■ **SET EXERCISE**
From the entries below, copy out every line with "content" in it.

┌─ DATA

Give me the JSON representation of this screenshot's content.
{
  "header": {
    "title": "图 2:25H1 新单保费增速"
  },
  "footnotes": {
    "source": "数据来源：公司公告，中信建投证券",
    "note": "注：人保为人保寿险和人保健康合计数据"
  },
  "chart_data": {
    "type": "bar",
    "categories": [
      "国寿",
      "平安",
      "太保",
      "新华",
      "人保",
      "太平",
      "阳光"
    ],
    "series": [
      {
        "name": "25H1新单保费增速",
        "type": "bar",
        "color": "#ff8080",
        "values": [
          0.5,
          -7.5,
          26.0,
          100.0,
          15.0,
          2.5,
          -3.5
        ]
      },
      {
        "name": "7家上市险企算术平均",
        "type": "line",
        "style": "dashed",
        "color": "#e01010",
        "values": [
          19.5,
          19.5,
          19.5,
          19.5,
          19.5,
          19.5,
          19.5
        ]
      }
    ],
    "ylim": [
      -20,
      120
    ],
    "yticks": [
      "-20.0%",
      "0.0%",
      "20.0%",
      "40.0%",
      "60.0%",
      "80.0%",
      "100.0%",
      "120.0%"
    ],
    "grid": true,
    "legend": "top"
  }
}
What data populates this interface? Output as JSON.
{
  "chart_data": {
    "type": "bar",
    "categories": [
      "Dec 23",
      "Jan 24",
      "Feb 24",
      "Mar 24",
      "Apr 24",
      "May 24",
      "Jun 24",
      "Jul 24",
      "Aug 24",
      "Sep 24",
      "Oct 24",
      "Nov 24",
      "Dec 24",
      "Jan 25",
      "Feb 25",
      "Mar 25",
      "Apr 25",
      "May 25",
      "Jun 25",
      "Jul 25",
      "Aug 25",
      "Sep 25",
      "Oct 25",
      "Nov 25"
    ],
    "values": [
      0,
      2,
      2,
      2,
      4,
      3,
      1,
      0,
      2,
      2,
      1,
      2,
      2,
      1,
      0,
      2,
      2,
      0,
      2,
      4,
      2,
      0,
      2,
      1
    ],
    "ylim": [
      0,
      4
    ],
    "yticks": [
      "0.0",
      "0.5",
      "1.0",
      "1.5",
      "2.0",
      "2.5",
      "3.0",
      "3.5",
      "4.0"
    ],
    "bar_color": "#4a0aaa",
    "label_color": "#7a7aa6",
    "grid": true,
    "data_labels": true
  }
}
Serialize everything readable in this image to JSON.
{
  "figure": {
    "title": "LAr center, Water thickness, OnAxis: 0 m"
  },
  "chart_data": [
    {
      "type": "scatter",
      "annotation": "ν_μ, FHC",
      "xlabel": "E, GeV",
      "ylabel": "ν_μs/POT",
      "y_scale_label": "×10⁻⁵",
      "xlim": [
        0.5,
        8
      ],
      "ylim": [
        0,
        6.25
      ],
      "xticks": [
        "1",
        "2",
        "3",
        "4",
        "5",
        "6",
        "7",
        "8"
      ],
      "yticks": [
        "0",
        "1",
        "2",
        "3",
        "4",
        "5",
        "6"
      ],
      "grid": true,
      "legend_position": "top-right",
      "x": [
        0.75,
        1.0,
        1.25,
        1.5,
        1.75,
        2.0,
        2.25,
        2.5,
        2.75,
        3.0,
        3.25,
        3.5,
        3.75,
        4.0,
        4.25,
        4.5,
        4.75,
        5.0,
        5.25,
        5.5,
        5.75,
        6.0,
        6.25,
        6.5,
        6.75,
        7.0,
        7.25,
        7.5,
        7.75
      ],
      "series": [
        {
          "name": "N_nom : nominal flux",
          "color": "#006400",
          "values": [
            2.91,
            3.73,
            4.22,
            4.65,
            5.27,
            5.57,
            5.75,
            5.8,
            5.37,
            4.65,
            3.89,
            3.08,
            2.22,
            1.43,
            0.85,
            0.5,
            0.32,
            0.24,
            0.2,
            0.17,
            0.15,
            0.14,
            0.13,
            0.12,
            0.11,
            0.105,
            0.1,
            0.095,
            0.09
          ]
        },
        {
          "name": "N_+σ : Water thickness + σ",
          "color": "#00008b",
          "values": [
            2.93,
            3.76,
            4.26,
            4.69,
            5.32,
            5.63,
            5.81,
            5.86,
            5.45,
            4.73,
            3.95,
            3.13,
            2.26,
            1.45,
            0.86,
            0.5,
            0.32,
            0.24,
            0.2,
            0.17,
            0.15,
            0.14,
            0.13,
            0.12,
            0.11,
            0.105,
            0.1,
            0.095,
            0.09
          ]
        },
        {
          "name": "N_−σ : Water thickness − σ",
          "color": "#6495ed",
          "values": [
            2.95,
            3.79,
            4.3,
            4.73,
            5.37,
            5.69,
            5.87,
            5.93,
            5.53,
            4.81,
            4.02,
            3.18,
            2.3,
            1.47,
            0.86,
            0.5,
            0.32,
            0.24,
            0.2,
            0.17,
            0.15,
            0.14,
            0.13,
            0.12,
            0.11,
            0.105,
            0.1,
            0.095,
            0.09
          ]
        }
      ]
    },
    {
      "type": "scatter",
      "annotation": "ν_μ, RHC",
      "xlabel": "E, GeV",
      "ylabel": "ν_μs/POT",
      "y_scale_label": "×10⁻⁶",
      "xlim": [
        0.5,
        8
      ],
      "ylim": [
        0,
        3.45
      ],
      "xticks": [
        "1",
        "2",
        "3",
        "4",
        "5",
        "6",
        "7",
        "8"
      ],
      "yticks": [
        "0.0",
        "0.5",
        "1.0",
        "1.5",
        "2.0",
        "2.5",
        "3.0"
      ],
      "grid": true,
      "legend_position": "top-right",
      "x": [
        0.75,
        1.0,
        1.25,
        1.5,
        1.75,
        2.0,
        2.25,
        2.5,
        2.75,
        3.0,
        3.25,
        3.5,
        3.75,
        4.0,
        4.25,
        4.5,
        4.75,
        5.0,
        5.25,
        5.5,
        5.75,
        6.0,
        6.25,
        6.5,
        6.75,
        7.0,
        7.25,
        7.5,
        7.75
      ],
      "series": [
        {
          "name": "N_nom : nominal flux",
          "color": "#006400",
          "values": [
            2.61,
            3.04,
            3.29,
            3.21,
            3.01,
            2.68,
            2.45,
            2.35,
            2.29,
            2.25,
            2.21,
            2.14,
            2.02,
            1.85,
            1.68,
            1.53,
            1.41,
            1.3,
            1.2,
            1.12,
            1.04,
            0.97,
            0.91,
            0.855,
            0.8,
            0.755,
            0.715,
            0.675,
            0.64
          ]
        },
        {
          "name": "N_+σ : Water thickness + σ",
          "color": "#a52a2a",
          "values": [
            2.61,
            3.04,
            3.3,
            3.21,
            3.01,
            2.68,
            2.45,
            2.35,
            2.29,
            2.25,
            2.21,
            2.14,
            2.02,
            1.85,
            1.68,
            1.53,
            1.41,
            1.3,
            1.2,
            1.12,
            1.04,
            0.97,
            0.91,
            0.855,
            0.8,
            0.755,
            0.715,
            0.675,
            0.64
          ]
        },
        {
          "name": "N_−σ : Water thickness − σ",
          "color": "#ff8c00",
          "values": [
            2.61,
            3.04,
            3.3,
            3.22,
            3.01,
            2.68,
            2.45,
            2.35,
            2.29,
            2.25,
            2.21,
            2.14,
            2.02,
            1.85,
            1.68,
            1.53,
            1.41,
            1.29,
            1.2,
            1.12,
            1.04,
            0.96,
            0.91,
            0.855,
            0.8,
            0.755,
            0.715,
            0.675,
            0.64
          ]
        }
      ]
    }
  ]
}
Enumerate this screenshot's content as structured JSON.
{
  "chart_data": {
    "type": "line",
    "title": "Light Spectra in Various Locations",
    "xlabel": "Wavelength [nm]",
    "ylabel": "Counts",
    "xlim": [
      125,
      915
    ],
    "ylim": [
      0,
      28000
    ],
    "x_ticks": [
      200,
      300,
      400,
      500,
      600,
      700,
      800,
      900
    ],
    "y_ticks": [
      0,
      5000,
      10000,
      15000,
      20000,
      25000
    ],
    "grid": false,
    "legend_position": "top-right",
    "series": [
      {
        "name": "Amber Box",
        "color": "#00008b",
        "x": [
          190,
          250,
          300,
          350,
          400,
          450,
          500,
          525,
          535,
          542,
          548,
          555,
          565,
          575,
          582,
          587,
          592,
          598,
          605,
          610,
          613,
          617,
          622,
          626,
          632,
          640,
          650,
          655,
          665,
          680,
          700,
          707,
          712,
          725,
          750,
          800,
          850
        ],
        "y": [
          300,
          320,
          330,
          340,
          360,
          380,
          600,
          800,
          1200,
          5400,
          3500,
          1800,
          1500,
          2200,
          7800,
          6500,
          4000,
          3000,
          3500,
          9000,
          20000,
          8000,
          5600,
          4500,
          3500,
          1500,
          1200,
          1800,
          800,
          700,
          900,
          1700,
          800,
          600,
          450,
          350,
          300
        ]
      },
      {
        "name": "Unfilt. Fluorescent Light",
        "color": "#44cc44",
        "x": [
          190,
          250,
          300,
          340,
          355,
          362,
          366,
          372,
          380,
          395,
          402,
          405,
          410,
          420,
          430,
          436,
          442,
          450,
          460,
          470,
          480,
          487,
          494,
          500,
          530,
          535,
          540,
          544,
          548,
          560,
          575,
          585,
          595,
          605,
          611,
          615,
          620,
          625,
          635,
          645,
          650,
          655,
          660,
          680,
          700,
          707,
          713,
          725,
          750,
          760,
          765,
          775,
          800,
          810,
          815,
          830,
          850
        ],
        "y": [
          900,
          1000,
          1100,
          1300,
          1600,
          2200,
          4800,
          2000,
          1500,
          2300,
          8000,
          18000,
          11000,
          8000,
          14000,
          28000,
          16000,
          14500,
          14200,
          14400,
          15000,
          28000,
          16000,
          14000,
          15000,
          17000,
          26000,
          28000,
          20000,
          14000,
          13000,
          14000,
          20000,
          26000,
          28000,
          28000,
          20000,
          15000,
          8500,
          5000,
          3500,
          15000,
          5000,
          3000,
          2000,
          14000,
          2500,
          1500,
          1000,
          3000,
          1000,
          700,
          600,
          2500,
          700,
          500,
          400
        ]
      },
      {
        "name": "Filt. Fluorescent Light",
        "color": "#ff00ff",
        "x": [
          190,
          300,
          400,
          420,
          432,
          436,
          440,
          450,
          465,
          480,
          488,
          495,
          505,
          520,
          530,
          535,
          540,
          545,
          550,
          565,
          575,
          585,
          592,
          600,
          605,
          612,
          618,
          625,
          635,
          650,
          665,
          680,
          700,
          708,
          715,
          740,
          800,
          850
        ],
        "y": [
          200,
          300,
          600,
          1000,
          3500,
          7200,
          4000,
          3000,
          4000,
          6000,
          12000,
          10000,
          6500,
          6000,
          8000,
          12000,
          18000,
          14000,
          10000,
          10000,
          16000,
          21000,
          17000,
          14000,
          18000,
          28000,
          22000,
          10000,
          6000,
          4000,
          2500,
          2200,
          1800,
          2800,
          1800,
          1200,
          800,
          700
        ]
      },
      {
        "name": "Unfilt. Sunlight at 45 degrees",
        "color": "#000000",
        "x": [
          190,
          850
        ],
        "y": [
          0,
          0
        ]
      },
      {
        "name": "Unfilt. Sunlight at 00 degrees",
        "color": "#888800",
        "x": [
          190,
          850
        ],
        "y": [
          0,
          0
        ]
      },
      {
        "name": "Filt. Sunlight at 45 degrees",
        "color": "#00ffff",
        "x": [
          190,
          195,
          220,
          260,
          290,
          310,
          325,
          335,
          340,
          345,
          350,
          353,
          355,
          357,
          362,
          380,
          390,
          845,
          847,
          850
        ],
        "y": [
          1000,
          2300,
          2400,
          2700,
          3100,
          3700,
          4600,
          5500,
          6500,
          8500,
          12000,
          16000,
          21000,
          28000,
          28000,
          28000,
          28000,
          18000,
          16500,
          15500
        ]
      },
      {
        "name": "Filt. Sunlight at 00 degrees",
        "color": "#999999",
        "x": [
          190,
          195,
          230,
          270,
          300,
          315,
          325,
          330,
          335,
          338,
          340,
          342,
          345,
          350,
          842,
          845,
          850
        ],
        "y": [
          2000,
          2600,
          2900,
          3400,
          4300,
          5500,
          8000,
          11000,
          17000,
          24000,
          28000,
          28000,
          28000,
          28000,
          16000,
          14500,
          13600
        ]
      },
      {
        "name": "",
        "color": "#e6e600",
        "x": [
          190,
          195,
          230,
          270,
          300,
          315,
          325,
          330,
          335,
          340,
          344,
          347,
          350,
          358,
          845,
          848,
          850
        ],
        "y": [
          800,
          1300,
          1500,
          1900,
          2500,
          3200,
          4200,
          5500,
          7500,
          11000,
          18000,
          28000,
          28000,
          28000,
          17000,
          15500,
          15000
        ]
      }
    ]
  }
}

└─

■ **SOLUTION FOR THIS TASK**
Give me the JSON representation of this screenshot's content.
Enumerate this screenshot's content as structured JSON.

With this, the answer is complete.